What you have to do: Return the full material exactly.

╭──

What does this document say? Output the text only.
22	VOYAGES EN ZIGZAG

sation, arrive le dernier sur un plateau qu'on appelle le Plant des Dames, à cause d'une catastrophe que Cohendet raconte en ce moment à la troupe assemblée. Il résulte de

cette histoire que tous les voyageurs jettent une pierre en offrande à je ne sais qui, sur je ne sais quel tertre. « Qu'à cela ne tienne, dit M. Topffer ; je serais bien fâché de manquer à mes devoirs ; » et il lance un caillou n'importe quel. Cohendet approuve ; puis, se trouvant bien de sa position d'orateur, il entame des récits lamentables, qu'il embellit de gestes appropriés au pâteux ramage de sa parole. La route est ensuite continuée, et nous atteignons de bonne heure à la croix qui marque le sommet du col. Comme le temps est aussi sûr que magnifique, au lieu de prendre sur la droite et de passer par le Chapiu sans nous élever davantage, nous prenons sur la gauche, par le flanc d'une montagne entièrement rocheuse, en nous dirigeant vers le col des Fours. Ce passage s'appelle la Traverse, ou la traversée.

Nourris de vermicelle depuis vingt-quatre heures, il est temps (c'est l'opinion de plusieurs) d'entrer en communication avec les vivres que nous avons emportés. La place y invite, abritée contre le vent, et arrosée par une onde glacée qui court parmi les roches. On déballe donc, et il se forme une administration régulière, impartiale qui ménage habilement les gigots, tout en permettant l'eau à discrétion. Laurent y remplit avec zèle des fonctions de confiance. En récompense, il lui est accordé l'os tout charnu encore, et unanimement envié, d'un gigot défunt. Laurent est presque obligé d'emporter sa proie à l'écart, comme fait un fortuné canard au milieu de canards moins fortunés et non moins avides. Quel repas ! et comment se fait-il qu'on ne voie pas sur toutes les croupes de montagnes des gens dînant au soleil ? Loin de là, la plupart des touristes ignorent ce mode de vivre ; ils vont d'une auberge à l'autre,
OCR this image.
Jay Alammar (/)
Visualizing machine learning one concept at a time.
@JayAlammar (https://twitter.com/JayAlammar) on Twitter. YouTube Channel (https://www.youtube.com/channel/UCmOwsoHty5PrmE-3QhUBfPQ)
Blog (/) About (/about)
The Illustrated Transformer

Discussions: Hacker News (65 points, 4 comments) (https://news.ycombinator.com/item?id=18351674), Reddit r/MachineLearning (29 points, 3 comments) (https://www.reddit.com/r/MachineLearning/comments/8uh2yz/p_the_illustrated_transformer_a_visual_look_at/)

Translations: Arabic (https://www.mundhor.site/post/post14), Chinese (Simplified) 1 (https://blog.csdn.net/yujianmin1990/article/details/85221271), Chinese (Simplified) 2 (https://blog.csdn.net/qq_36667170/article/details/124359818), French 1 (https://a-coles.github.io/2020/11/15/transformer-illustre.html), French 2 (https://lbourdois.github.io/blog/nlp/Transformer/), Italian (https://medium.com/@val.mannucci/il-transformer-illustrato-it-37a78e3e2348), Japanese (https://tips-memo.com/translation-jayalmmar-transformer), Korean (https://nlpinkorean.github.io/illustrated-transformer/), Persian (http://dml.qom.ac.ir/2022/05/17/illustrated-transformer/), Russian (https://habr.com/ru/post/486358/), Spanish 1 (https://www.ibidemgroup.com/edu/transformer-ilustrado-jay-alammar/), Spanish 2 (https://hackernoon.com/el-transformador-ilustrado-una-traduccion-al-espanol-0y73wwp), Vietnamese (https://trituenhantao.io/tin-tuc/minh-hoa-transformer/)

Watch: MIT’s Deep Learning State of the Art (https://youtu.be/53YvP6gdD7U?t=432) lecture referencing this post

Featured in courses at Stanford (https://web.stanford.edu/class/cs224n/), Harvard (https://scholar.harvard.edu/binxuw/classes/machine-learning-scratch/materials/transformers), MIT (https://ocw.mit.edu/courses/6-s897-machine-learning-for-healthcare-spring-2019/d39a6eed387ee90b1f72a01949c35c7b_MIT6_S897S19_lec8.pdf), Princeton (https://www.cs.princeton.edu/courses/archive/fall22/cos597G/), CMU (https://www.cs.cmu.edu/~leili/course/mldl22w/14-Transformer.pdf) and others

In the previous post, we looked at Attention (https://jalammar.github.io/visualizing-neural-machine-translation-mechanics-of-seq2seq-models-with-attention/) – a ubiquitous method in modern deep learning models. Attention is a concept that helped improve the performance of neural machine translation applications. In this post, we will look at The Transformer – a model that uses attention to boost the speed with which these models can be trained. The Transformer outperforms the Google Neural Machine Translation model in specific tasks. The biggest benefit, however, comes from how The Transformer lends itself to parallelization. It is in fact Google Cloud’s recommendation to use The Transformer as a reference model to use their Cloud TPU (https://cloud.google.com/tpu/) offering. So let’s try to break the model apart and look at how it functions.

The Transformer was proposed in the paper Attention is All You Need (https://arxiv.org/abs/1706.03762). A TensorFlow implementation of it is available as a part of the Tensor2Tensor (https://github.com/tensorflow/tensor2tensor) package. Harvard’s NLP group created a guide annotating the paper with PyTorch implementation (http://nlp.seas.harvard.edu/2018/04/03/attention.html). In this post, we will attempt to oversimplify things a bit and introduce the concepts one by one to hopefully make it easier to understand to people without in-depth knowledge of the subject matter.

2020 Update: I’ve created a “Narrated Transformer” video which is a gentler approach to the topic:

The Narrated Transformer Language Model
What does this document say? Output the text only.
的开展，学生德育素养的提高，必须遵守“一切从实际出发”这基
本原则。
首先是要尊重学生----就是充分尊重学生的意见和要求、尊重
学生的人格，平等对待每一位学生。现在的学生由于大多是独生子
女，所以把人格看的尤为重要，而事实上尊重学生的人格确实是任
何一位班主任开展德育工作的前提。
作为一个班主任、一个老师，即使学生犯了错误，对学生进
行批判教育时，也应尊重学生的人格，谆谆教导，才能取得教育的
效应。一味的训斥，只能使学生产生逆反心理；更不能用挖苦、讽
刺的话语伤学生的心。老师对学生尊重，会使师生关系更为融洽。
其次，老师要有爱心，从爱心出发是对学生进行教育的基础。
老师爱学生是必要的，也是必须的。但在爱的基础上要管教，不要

╰──

Response:
What does this document say? Output the text only.
22	VOYAGES EN ZIGZAG

sation, arrive le dernier sur un plateau qu'on appelle le Plant des Dames, à cause d'une catastrophe que Cohendet raconte en ce moment à la troupe assemblée. Il résulte de

cette histoire que tous les voyageurs jettent une pierre en offrande à je ne sais qui, sur je ne sais quel tertre. « Qu'à cela ne tienne, dit M. Topffer ; je serais bien fâché de manquer à mes devoirs ; » et il lance un caillou n'importe quel. Cohendet approuve ; puis, se trouvant bien de sa position d'orateur, il entame des récits lamentables, qu'il embellit de gestes appropriés au pâteux ramage de sa parole. La route est ensuite continuée, et nous atteignons de bonne heure à la croix qui marque le sommet du col. Comme le temps est aussi sûr que magnifique, au lieu de prendre sur la droite et de passer par le Chapiu sans nous élever davantage, nous prenons sur la gauche, par le flanc d'une montagne entièrement rocheuse, en nous dirigeant vers le col des Fours. Ce passage s'appelle la Traverse, ou la traversée.

Nourris de vermicelle depuis vingt-quatre heures, il est temps (c'est l'opinion de plusieurs) d'entrer en communication avec les vivres que nous avons emportés. La place y invite, abritée contre le vent, et arrosée par une onde glacée qui court parmi les roches. On déballe donc, et il se forme une administration régulière, impartiale qui ménage habilement les gigots, tout en permettant l'eau à discrétion. Laurent y remplit avec zèle des fonctions de confiance. En récompense, il lui est accordé l'os tout charnu encore, et unanimement envié, d'un gigot défunt. Laurent est presque obligé d'emporter sa proie à l'écart, comme fait un fortuné canard au milieu de canards moins fortunés et non moins avides. Quel repas ! et comment se fait-il qu'on ne voie pas sur toutes les croupes de montagnes des gens dînant au soleil ? Loin de là, la plupart des touristes ignorent ce mode de vivre ; ils vont d'une auberge à l'autre,
OCR this image.
Jay Alammar (/)
Visualizing machine learning one concept at a time.
@JayAlammar (https://twitter.com/JayAlammar) on Twitter. YouTube Channel (https://www.youtube.com/channel/UCmOwsoHty5PrmE-3QhUBfPQ)
Blog (/) About (/about)
The Illustrated Transformer

Discussions: Hacker News (65 points, 4 comments) (https://news.ycombinator.com/item?id=18351674), Reddit r/MachineLearning (29 points, 3 comments) (https://www.reddit.com/r/MachineLearning/comments/8uh2yz/p_the_illustrated_transformer_a_visual_look_at/)

Translations: Arabic (https://www.mundhor.site/post/post14), Chinese (Simplified) 1 (https://blog.csdn.net/yujianmin1990/article/details/85221271), Chinese (Simplified) 2 (https://blog.csdn.net/qq_36667170/article/details/124359818), French 1 (https://a-coles.github.io/2020/11/15/transformer-illustre.html), French 2 (https://lbourdois.github.io/blog/nlp/Transformer/), Italian (https://medium.com/@val.mannucci/il-transformer-illustrato-it-37a78e3e2348), Japanese (https://tips-memo.com/translation-jayalmmar-transformer), Korean (https://nlpinkorean.github.io/illustrated-transformer/), Persian (http://dml.qom.ac.ir/2022/05/17/illustrated-transformer/), Russian (https://habr.com/ru/post/486358/), Spanish 1 (https://www.ibidemgroup.com/edu/transformer-ilustrado-jay-alammar/), Spanish 2 (https://hackernoon.com/el-transformador-ilustrado-una-traduccion-al-espanol-0y73wwp), Vietnamese (https://trituenhantao.io/tin-tuc/minh-hoa-transformer/)

Watch: MIT’s Deep Learning State of the Art (https://youtu.be/53YvP6gdD7U?t=432) lecture referencing this post

Featured in courses at Stanford (https://web.stanford.edu/class/cs224n/), Harvard (https://scholar.harvard.edu/binxuw/classes/machine-learning-scratch/materials/transformers), MIT (https://ocw.mit.edu/courses/6-s897-machine-learning-for-healthcare-spring-2019/d39a6eed387ee90b1f72a01949c35c7b_MIT6_S897S19_lec8.pdf), Princeton (https://www.cs.princeton.edu/courses/archive/fall22/cos597G/), CMU (https://www.cs.cmu.edu/~leili/course/mldl22w/14-Transformer.pdf) and others

In the previous post, we looked at Attention (https://jalammar.github.io/visualizing-neural-machine-translation-mechanics-of-seq2seq-models-with-attention/) – a ubiquitous method in modern deep learning models. Attention is a concept that helped improve the performance of neural machine translation applications. In this post, we will look at The Transformer – a model that uses attention to boost the speed with which these models can be trained. The Transformer outperforms the Google Neural Machine Translation model in specific tasks. The biggest benefit, however, comes from how The Transformer lends itself to parallelization. It is in fact Google Cloud’s recommendation to use The Transformer as a reference model to use their Cloud TPU (https://cloud.google.com/tpu/) offering. So let’s try to break the model apart and look at how it functions.

The Transformer was proposed in the paper Attention is All You Need (https://arxiv.org/abs/1706.03762). A TensorFlow implementation of it is available as a part of the Tensor2Tensor (https://github.com/tensorflow/tensor2tensor) package. Harvard’s NLP group created a guide annotating the paper with PyTorch implementation (http://nlp.seas.harvard.edu/2018/04/03/attention.html). In this post, we will attempt to oversimplify things a bit and introduce the concepts one by one to hopefully make it easier to understand to people without in-depth knowledge of the subject matter.

2020 Update: I’ve created a “Narrated Transformer” video which is a gentler approach to the topic:

The Narrated Transformer Language Model
What does this document say? Output the text only.
的开展，学生德育素养的提高，必须遵守“一切从实际出发”这基
本原则。
首先是要尊重学生----就是充分尊重学生的意见和要求、尊重
学生的人格，平等对待每一位学生。现在的学生由于大多是独生子
女，所以把人格看的尤为重要，而事实上尊重学生的人格确实是任
何一位班主任开展德育工作的前提。
作为一个班主任、一个老师，即使学生犯了错误，对学生进
行批判教育时，也应尊重学生的人格，谆谆教导，才能取得教育的
效应。一味的训斥，只能使学生产生逆反心理；更不能用挖苦、讽
刺的话语伤学生的心。老师对学生尊重，会使师生关系更为融洽。
其次，老师要有爱心，从爱心出发是对学生进行教育的基础。
老师爱学生是必要的，也是必须的。但在爱的基础上要管教，不要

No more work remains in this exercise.